* [Required task] Identify all lines below that hold "good" and collect them.

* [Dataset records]
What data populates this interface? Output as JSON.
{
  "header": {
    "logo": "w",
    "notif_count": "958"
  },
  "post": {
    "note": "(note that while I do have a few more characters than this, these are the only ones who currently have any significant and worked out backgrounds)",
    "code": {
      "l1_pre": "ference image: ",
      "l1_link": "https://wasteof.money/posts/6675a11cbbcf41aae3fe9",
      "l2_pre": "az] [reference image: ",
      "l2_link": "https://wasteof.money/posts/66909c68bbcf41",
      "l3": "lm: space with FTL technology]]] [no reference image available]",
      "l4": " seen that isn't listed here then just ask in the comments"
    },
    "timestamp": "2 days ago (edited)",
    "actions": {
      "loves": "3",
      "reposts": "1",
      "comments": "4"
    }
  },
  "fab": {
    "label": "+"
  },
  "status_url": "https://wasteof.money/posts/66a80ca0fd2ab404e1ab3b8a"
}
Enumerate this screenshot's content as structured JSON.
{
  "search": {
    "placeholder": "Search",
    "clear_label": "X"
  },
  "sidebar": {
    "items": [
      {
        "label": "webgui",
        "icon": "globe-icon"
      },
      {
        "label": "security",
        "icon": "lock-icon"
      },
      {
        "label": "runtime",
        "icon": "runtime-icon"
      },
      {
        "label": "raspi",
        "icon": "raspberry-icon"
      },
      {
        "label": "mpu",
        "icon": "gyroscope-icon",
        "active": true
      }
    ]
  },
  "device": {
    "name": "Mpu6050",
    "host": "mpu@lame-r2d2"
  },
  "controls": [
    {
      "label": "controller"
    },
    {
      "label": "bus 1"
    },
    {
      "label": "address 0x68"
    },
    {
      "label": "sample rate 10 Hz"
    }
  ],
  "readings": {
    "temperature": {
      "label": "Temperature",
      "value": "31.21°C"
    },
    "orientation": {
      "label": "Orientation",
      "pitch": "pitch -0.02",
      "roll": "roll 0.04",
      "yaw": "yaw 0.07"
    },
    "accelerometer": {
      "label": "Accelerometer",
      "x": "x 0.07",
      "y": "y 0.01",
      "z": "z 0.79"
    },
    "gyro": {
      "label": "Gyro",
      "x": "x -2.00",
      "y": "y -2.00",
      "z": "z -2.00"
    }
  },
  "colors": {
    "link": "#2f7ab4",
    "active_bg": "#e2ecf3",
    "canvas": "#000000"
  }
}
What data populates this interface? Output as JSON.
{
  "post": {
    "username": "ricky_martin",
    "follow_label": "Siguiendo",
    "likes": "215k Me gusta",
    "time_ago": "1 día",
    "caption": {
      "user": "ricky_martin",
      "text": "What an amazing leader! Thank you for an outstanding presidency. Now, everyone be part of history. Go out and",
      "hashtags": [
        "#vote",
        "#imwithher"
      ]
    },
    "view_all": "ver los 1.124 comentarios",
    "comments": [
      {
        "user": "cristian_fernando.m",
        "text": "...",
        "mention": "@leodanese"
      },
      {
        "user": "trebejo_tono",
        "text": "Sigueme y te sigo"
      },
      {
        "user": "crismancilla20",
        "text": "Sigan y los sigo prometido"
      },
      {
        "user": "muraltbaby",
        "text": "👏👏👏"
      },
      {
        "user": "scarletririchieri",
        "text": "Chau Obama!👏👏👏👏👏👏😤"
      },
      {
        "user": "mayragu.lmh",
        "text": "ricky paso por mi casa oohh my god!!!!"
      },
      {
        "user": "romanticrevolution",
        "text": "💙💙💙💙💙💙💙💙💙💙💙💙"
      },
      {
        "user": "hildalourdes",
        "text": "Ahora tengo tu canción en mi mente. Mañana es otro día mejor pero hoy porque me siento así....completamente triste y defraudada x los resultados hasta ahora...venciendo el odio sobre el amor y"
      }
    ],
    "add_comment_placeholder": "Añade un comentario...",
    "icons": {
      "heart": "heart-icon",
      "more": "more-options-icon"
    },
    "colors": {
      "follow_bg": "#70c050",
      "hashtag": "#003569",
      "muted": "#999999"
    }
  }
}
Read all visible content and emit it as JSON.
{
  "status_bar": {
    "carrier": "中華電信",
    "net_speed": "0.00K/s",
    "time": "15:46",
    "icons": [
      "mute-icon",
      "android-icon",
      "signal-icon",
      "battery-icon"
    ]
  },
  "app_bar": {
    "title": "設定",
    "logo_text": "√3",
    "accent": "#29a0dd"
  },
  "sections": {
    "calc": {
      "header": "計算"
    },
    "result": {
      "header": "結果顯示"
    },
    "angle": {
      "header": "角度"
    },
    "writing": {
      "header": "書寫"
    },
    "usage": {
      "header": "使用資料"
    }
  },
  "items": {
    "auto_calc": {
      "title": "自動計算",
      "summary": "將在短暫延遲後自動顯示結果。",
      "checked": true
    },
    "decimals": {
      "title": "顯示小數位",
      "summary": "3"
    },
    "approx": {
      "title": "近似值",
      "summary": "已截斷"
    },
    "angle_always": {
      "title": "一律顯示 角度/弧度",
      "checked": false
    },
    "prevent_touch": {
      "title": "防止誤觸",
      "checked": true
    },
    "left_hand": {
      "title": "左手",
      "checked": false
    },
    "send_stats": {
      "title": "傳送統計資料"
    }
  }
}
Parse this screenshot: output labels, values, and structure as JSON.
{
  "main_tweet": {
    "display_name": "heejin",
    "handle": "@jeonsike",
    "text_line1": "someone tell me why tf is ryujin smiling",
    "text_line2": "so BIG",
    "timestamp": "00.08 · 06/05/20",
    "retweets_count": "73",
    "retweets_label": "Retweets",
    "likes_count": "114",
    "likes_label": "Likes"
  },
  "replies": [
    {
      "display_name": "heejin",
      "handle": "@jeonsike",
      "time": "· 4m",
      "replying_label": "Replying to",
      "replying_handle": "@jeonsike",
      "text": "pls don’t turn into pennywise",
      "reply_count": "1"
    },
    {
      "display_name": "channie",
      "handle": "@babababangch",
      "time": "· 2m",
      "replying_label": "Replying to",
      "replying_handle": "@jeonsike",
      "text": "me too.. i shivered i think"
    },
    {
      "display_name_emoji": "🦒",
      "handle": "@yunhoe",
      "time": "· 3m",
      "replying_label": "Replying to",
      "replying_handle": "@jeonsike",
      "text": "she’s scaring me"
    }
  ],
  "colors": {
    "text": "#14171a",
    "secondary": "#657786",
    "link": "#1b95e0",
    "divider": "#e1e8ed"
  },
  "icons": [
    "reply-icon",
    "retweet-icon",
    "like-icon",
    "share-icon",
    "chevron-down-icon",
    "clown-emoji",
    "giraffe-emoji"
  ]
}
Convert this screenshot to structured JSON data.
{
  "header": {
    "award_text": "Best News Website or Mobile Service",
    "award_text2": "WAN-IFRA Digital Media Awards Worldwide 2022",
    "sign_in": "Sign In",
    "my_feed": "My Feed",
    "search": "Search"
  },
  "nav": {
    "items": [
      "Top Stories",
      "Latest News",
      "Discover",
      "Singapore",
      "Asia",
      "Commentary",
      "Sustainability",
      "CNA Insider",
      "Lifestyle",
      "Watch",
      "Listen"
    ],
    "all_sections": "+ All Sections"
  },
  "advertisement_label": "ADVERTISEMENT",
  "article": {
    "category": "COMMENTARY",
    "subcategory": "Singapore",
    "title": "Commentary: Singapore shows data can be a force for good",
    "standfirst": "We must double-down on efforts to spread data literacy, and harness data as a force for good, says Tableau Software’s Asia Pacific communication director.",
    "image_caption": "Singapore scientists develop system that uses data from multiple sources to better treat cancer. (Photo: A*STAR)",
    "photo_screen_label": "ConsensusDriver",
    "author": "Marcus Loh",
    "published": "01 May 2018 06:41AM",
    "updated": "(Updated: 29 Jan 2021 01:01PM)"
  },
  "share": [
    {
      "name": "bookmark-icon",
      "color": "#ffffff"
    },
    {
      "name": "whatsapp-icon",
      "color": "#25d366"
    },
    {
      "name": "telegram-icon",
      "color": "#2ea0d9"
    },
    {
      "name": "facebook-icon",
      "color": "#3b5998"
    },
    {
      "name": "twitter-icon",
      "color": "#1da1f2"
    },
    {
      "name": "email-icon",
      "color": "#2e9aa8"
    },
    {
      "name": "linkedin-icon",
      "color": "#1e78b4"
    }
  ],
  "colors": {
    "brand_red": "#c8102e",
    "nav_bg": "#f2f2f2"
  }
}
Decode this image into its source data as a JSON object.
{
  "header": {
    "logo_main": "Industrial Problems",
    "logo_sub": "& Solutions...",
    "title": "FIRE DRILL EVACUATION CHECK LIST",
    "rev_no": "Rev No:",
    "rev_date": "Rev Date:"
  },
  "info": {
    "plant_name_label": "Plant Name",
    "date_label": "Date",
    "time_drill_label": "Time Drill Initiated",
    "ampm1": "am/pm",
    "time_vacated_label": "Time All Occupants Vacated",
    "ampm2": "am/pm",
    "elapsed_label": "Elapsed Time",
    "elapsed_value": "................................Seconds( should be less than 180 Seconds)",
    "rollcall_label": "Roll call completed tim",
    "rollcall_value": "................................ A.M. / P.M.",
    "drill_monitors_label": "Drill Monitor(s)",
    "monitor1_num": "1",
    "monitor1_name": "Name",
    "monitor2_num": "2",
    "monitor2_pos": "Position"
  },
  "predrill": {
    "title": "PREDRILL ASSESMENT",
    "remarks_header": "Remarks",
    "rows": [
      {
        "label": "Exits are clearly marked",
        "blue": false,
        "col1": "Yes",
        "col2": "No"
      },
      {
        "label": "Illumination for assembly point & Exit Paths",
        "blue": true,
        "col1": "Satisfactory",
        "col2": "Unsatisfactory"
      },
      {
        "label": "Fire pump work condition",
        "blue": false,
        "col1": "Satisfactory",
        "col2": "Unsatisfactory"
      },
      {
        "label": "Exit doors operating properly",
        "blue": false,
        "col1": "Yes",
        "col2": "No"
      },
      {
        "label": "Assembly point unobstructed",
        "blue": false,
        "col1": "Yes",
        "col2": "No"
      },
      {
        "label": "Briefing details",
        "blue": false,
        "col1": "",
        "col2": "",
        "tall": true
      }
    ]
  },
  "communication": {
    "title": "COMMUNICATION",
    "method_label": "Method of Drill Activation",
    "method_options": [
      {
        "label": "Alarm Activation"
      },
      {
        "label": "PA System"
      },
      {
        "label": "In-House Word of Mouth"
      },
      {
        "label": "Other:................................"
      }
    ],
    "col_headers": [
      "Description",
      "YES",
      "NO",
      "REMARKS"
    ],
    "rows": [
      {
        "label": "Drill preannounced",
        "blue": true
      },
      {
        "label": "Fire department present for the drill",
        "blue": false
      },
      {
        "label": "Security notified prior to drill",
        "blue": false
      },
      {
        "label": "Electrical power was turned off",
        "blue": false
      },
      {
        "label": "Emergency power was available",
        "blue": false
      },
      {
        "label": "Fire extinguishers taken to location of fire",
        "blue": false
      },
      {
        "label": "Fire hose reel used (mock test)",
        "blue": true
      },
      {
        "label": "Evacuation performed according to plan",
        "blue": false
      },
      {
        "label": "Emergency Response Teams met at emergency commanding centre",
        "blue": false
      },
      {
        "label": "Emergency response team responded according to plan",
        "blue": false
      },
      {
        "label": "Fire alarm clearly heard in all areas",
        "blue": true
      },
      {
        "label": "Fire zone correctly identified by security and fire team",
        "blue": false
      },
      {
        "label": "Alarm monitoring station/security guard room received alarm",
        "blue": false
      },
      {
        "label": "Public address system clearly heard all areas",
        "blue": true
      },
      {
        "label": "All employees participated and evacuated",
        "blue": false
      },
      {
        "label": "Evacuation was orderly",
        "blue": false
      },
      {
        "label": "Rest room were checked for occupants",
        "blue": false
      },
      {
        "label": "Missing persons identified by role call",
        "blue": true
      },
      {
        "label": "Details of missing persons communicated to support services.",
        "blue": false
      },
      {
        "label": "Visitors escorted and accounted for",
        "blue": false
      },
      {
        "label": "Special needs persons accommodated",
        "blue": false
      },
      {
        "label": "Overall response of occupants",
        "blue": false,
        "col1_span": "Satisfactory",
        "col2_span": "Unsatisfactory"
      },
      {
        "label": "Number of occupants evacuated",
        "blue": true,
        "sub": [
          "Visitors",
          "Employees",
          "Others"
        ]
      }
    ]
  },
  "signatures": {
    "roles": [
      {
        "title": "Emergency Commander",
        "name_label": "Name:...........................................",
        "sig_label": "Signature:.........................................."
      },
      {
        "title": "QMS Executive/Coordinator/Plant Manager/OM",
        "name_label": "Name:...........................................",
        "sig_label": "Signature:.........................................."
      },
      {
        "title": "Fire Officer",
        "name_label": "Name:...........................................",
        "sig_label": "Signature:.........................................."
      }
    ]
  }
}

* [Final result]
    "title": "Commentary: Singapore shows data can be a force for good",
    "standfirst": "We must double-down on efforts to spread data literacy, and harness data as a force for good, says Tableau Software’s Asia Pacific communication director.",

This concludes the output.